◆ What is being asked:
How many lines in this material include the string "qualitative"? Answer with the number and nothing further.

#### Exercise inputs ####

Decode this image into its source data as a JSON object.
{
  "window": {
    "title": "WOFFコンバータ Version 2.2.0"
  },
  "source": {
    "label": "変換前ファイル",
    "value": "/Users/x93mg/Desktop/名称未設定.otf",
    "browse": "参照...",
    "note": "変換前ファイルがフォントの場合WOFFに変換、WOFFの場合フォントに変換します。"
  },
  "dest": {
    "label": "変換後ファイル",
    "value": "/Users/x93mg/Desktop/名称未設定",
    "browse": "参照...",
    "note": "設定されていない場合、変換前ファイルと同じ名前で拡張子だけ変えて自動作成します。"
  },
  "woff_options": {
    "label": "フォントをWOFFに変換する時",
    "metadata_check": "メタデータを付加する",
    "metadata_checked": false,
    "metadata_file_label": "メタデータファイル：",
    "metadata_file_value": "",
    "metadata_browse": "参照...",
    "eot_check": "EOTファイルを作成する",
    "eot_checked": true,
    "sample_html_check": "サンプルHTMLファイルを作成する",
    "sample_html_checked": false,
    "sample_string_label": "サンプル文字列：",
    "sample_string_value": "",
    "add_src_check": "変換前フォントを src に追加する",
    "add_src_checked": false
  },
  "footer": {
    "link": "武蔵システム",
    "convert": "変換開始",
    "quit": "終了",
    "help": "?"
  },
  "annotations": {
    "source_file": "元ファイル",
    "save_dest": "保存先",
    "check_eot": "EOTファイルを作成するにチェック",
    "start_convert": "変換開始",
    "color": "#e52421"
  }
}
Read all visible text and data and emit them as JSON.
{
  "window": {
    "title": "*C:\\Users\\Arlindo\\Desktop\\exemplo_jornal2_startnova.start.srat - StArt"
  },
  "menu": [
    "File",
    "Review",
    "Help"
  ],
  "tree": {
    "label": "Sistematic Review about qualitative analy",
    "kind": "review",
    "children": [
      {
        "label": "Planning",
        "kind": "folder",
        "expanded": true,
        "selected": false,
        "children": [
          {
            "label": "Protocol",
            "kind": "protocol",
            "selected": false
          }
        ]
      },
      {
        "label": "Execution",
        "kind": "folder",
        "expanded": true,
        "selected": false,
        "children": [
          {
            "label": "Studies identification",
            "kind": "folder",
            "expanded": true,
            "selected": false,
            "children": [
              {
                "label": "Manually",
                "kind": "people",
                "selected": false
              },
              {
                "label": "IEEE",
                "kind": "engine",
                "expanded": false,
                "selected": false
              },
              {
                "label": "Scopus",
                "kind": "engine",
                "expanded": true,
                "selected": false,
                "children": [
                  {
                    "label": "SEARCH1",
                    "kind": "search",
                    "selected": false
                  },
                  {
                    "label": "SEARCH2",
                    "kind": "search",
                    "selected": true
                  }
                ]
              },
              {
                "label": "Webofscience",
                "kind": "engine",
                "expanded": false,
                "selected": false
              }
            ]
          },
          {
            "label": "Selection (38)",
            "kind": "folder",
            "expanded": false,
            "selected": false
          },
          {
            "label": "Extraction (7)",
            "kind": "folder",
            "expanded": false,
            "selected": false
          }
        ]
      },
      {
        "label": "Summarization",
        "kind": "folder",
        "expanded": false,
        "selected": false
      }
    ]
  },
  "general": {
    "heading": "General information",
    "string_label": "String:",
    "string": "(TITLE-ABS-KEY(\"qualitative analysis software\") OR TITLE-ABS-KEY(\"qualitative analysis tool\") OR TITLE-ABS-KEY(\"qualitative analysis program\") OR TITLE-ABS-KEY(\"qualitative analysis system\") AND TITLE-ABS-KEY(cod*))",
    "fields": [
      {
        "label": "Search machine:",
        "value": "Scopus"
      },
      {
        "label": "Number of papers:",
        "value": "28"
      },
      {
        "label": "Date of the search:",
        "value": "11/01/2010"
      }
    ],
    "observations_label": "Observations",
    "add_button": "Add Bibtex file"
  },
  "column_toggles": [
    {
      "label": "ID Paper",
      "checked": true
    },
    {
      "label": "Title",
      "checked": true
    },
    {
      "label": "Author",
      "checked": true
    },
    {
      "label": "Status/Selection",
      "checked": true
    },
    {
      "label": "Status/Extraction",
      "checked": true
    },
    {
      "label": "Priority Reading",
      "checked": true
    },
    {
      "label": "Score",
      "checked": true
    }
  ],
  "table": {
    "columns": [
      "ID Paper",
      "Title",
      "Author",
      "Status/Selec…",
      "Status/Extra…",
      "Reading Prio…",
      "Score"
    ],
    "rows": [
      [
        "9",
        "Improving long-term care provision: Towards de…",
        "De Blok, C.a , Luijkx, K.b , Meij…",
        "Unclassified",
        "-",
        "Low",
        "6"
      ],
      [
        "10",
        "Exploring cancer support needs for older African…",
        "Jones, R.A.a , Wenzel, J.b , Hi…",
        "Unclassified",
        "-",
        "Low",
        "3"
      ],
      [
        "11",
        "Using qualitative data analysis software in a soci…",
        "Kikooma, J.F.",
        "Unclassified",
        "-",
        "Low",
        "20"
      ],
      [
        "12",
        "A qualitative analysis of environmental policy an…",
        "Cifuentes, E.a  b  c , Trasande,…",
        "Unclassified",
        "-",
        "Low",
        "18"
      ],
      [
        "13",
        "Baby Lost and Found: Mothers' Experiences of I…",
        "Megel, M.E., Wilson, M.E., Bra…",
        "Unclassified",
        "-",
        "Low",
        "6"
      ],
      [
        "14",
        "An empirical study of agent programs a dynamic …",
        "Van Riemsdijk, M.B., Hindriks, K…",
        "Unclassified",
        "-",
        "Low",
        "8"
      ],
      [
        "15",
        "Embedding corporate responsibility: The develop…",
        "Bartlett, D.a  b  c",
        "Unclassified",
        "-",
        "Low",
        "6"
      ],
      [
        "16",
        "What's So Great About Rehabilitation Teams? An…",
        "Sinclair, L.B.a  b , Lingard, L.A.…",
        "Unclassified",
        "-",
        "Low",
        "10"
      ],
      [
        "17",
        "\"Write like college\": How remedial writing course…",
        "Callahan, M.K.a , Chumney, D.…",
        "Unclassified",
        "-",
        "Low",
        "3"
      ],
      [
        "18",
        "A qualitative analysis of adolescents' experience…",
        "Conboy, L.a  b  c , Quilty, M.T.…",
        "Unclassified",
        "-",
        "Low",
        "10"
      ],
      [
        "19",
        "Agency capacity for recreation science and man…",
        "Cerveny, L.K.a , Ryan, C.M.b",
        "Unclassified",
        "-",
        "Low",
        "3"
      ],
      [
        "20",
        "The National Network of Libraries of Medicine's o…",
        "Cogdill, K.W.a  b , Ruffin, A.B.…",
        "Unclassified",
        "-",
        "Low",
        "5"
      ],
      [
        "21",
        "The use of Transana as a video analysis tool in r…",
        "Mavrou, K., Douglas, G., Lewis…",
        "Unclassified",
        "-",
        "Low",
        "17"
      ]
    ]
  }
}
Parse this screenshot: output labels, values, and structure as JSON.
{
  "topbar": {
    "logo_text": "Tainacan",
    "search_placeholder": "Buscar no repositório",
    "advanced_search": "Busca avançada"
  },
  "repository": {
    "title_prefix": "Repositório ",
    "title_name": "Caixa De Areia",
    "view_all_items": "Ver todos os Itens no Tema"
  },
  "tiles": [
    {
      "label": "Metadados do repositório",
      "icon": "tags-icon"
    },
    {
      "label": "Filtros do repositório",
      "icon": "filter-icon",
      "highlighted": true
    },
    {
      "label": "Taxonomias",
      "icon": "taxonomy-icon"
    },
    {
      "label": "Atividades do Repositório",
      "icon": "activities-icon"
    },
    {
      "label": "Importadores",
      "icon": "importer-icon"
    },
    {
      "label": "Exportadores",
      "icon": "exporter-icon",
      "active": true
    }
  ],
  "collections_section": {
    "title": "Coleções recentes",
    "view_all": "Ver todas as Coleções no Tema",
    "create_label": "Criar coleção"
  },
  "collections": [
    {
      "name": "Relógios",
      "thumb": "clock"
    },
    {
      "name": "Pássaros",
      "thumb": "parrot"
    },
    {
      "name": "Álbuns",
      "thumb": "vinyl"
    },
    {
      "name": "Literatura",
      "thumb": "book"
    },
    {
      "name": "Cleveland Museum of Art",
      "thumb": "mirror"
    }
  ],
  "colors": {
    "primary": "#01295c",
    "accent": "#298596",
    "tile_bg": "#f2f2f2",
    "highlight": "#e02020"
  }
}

####

◆ Task response:
5